## START

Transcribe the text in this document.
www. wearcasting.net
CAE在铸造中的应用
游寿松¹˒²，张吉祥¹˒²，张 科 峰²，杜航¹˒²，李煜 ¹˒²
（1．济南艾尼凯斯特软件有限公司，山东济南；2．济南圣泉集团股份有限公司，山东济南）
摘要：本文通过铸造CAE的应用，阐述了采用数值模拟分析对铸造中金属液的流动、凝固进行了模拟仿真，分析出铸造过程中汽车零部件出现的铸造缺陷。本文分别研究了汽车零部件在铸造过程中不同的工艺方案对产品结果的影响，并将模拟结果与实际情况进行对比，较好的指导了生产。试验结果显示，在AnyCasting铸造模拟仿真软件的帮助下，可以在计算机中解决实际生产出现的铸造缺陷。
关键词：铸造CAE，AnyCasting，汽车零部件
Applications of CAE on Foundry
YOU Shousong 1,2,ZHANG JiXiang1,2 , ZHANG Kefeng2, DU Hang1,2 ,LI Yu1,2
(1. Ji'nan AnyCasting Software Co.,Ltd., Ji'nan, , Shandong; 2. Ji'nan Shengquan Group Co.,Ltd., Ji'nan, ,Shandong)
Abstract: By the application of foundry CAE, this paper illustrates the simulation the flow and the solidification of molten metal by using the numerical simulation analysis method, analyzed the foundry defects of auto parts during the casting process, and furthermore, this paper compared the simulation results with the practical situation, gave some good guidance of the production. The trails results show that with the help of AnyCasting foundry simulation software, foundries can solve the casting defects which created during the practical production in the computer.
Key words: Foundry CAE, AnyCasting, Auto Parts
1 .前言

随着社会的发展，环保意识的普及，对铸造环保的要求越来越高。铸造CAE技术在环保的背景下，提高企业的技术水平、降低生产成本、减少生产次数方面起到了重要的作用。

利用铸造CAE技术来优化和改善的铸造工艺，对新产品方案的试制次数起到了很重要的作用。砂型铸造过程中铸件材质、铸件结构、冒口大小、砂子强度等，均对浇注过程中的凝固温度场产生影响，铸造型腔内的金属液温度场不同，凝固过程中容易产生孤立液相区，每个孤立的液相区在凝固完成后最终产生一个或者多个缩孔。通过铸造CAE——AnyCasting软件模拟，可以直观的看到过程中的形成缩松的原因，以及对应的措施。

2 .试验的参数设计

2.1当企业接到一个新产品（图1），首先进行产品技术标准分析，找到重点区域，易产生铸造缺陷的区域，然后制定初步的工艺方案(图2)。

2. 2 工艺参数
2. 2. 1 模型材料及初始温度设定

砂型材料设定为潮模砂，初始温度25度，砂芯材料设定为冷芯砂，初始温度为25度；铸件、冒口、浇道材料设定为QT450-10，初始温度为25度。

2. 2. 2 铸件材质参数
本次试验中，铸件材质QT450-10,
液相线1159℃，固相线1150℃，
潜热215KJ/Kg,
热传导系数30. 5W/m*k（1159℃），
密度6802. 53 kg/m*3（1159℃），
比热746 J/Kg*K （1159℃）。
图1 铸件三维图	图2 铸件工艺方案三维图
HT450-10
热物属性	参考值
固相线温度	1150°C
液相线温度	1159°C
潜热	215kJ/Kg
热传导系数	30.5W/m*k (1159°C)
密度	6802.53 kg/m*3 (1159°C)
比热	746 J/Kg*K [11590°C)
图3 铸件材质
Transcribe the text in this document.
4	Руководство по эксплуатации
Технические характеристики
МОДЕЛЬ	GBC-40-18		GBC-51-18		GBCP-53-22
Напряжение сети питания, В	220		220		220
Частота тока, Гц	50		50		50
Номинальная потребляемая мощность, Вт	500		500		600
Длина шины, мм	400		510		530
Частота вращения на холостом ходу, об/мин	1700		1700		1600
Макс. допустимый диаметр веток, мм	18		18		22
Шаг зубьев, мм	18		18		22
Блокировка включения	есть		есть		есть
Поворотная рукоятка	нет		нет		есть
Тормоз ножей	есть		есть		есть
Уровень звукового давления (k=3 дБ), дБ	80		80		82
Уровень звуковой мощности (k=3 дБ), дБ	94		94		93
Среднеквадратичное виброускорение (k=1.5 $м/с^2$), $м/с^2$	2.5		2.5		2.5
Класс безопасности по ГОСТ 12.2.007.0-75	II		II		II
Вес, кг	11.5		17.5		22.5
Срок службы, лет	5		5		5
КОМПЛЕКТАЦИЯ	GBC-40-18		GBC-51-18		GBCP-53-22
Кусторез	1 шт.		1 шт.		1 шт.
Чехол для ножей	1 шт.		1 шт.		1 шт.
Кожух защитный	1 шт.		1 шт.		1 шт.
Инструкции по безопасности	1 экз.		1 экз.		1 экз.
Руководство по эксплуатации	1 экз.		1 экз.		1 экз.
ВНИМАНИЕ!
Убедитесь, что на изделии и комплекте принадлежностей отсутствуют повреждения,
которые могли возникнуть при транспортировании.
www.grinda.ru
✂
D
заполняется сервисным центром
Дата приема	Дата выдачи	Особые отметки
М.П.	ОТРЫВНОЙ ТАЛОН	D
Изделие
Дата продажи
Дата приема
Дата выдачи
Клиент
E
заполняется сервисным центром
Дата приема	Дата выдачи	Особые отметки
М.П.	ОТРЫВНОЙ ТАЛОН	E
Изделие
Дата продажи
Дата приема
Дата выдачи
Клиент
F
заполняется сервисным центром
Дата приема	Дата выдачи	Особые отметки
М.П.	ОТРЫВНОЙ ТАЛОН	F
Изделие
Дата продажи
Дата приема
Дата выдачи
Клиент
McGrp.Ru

## END

_Problem to solve_. Give the listing above again, word for word.

_Output_.
Transcribe the text in this document.
www. wearcasting.net
CAE在铸造中的应用
游寿松¹˒²，张吉祥¹˒²，张 科 峰²，杜航¹˒²，李煜 ¹˒²
（1．济南艾尼凯斯特软件有限公司，山东济南；2．济南圣泉集团股份有限公司，山东济南）
摘要：本文通过铸造CAE的应用，阐述了采用数值模拟分析对铸造中金属液的流动、凝固进行了模拟仿真，分析出铸造过程中汽车零部件出现的铸造缺陷。本文分别研究了汽车零部件在铸造过程中不同的工艺方案对产品结果的影响，并将模拟结果与实际情况进行对比，较好的指导了生产。试验结果显示，在AnyCasting铸造模拟仿真软件的帮助下，可以在计算机中解决实际生产出现的铸造缺陷。
关键词：铸造CAE，AnyCasting，汽车零部件
Applications of CAE on Foundry
YOU Shousong 1,2,ZHANG JiXiang1,2 , ZHANG Kefeng2, DU Hang1,2 ,LI Yu1,2
(1. Ji'nan AnyCasting Software Co.,Ltd., Ji'nan, , Shandong; 2. Ji'nan Shengquan Group Co.,Ltd., Ji'nan, ,Shandong)
Abstract: By the application of foundry CAE, this paper illustrates the simulation the flow and the solidification of molten metal by using the numerical simulation analysis method, analyzed the foundry defects of auto parts during the casting process, and furthermore, this paper compared the simulation results with the practical situation, gave some good guidance of the production. The trails results show that with the help of AnyCasting foundry simulation software, foundries can solve the casting defects which created during the practical production in the computer.
Key words: Foundry CAE, AnyCasting, Auto Parts
1 .前言

随着社会的发展，环保意识的普及，对铸造环保的要求越来越高。铸造CAE技术在环保的背景下，提高企业的技术水平、降低生产成本、减少生产次数方面起到了重要的作用。

利用铸造CAE技术来优化和改善的铸造工艺，对新产品方案的试制次数起到了很重要的作用。砂型铸造过程中铸件材质、铸件结构、冒口大小、砂子强度等，均对浇注过程中的凝固温度场产生影响，铸造型腔内的金属液温度场不同，凝固过程中容易产生孤立液相区，每个孤立的液相区在凝固完成后最终产生一个或者多个缩孔。通过铸造CAE——AnyCasting软件模拟，可以直观的看到过程中的形成缩松的原因，以及对应的措施。

2 .试验的参数设计

2.1当企业接到一个新产品（图1），首先进行产品技术标准分析，找到重点区域，易产生铸造缺陷的区域，然后制定初步的工艺方案(图2)。

2. 2 工艺参数
2. 2. 1 模型材料及初始温度设定

砂型材料设定为潮模砂，初始温度25度，砂芯材料设定为冷芯砂，初始温度为25度；铸件、冒口、浇道材料设定为QT450-10，初始温度为25度。

2. 2. 2 铸件材质参数
本次试验中，铸件材质QT450-10,
液相线1159℃，固相线1150℃，
潜热215KJ/Kg,
热传导系数30. 5W/m*k（1159℃），
密度6802. 53 kg/m*3（1159℃），
比热746 J/Kg*K （1159℃）。
图1 铸件三维图	图2 铸件工艺方案三维图
HT450-10
热物属性	参考值
固相线温度	1150°C
液相线温度	1159°C
潜热	215kJ/Kg
热传导系数	30.5W/m*k (1159°C)
密度	6802.53 kg/m*3 (1159°C)
比热	746 J/Kg*K [11590°C)
图3 铸件材质
Transcribe the text in this document.
4	Руководство по эксплуатации
Технические характеристики
МОДЕЛЬ	GBC-40-18		GBC-51-18		GBCP-53-22
Напряжение сети питания, В	220		220		220
Частота тока, Гц	50		50		50
Номинальная потребляемая мощность, Вт	500		500		600
Длина шины, мм	400		510		530
Частота вращения на холостом ходу, об/мин	1700		1700		1600
Макс. допустимый диаметр веток, мм	18		18		22
Шаг зубьев, мм	18		18		22
Блокировка включения	есть		есть		есть
Поворотная рукоятка	нет		нет		есть
Тормоз ножей	есть		есть		есть
Уровень звукового давления (k=3 дБ), дБ	80		80		82
Уровень звуковой мощности (k=3 дБ), дБ	94		94		93
Среднеквадратичное виброускорение (k=1.5 $м/с^2$), $м/с^2$	2.5		2.5		2.5
Класс безопасности по ГОСТ 12.2.007.0-75	II		II		II
Вес, кг	11.5		17.5		22.5
Срок службы, лет	5		5		5
КОМПЛЕКТАЦИЯ	GBC-40-18		GBC-51-18		GBCP-53-22
Кусторез	1 шт.		1 шт.		1 шт.
Чехол для ножей	1 шт.		1 шт.		1 шт.
Кожух защитный	1 шт.		1 шт.		1 шт.
Инструкции по безопасности	1 экз.		1 экз.		1 экз.
Руководство по эксплуатации	1 экз.		1 экз.		1 экз.
ВНИМАНИЕ!
Убедитесь, что на изделии и комплекте принадлежностей отсутствуют повреждения,
которые могли возникнуть при транспортировании.
www.grinda.ru
✂
D
заполняется сервисным центром
Дата приема	Дата выдачи	Особые отметки
М.П.	ОТРЫВНОЙ ТАЛОН	D
Изделие
Дата продажи
Дата приема
Дата выдачи
Клиент
E
заполняется сервисным центром
Дата приема	Дата выдачи	Особые отметки
М.П.	ОТРЫВНОЙ ТАЛОН	E
Изделие
Дата продажи
Дата приема
Дата выдачи
Клиент
F
заполняется сервисным центром
Дата приема	Дата выдачи	Особые отметки
М.П.	ОТРЫВНОЙ ТАЛОН	F
Изделие
Дата продажи
Дата приема
Дата выдачи
Клиент
McGrp.Ru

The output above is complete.